Material provided =
--------------------------------------------------

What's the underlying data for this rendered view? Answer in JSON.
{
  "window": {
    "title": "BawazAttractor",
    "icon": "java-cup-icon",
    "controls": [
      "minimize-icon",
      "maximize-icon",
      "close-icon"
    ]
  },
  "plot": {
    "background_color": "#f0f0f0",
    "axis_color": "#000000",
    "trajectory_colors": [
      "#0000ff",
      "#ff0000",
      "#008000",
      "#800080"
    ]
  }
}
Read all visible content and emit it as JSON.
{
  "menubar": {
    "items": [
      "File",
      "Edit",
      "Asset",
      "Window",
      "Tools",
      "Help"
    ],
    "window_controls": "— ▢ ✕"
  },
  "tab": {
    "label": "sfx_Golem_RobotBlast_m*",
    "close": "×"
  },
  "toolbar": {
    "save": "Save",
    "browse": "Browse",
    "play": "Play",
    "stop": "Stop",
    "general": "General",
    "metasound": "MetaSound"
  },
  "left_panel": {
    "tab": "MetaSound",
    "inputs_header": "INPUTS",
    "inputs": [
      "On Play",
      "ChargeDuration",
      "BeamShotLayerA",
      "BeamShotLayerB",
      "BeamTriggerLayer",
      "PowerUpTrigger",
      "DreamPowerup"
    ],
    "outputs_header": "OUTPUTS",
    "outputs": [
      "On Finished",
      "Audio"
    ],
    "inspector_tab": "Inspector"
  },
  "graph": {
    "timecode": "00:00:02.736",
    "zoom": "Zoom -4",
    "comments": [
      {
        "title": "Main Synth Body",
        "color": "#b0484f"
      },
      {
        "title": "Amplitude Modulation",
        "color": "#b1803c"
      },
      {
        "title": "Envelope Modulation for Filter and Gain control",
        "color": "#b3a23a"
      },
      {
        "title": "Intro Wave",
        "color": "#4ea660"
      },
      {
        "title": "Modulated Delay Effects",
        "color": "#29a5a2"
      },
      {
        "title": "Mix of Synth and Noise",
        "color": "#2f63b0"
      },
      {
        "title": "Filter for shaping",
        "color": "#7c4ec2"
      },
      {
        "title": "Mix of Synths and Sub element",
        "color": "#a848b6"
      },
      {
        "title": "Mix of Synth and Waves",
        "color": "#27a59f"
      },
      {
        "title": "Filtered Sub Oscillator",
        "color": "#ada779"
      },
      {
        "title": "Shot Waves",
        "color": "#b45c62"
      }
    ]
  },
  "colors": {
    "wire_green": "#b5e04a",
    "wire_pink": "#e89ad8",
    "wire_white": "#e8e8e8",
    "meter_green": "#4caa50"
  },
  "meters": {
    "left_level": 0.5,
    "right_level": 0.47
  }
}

--------------------------------------------------

Set task =
Reproduce the listing in full. Keep it exactly as written.

Solution for this problem =
What's the underlying data for this rendered view? Answer in JSON.
{
  "window": {
    "title": "BawazAttractor",
    "icon": "java-cup-icon",
    "controls": [
      "minimize-icon",
      "maximize-icon",
      "close-icon"
    ]
  },
  "plot": {
    "background_color": "#f0f0f0",
    "axis_color": "#000000",
    "trajectory_colors": [
      "#0000ff",
      "#ff0000",
      "#008000",
      "#800080"
    ]
  }
}
Read all visible content and emit it as JSON.
{
  "menubar": {
    "items": [
      "File",
      "Edit",
      "Asset",
      "Window",
      "Tools",
      "Help"
    ],
    "window_controls": "— ▢ ✕"
  },
  "tab": {
    "label": "sfx_Golem_RobotBlast_m*",
    "close": "×"
  },
  "toolbar": {
    "save": "Save",
    "browse": "Browse",
    "play": "Play",
    "stop": "Stop",
    "general": "General",
    "metasound": "MetaSound"
  },
  "left_panel": {
    "tab": "MetaSound",
    "inputs_header": "INPUTS",
    "inputs": [
      "On Play",
      "ChargeDuration",
      "BeamShotLayerA",
      "BeamShotLayerB",
      "BeamTriggerLayer",
      "PowerUpTrigger",
      "DreamPowerup"
    ],
    "outputs_header": "OUTPUTS",
    "outputs": [
      "On Finished",
      "Audio"
    ],
    "inspector_tab": "Inspector"
  },
  "graph": {
    "timecode": "00:00:02.736",
    "zoom": "Zoom -4",
    "comments": [
      {
        "title": "Main Synth Body",
        "color": "#b0484f"
      },
      {
        "title": "Amplitude Modulation",
        "color": "#b1803c"
      },
      {
        "title": "Envelope Modulation for Filter and Gain control",
        "color": "#b3a23a"
      },
      {
        "title": "Intro Wave",
        "color": "#4ea660"
      },
      {
        "title": "Modulated Delay Effects",
        "color": "#29a5a2"
      },
      {
        "title": "Mix of Synth and Noise",
        "color": "#2f63b0"
      },
      {
        "title": "Filter for shaping",
        "color": "#7c4ec2"
      },
      {
        "title": "Mix of Synths and Sub element",
        "color": "#a848b6"
      },
      {
        "title": "Mix of Synth and Waves",
        "color": "#27a59f"
      },
      {
        "title": "Filtered Sub Oscillator",
        "color": "#ada779"
      },
      {
        "title": "Shot Waves",
        "color": "#b45c62"
      }
    ]
  },
  "colors": {
    "wire_green": "#b5e04a",
    "wire_pink": "#e89ad8",
    "wire_white": "#e8e8e8",
    "meter_green": "#4caa50"
  },
  "meters": {
    "left_level": 0.5,
    "right_level": 0.47
  }
}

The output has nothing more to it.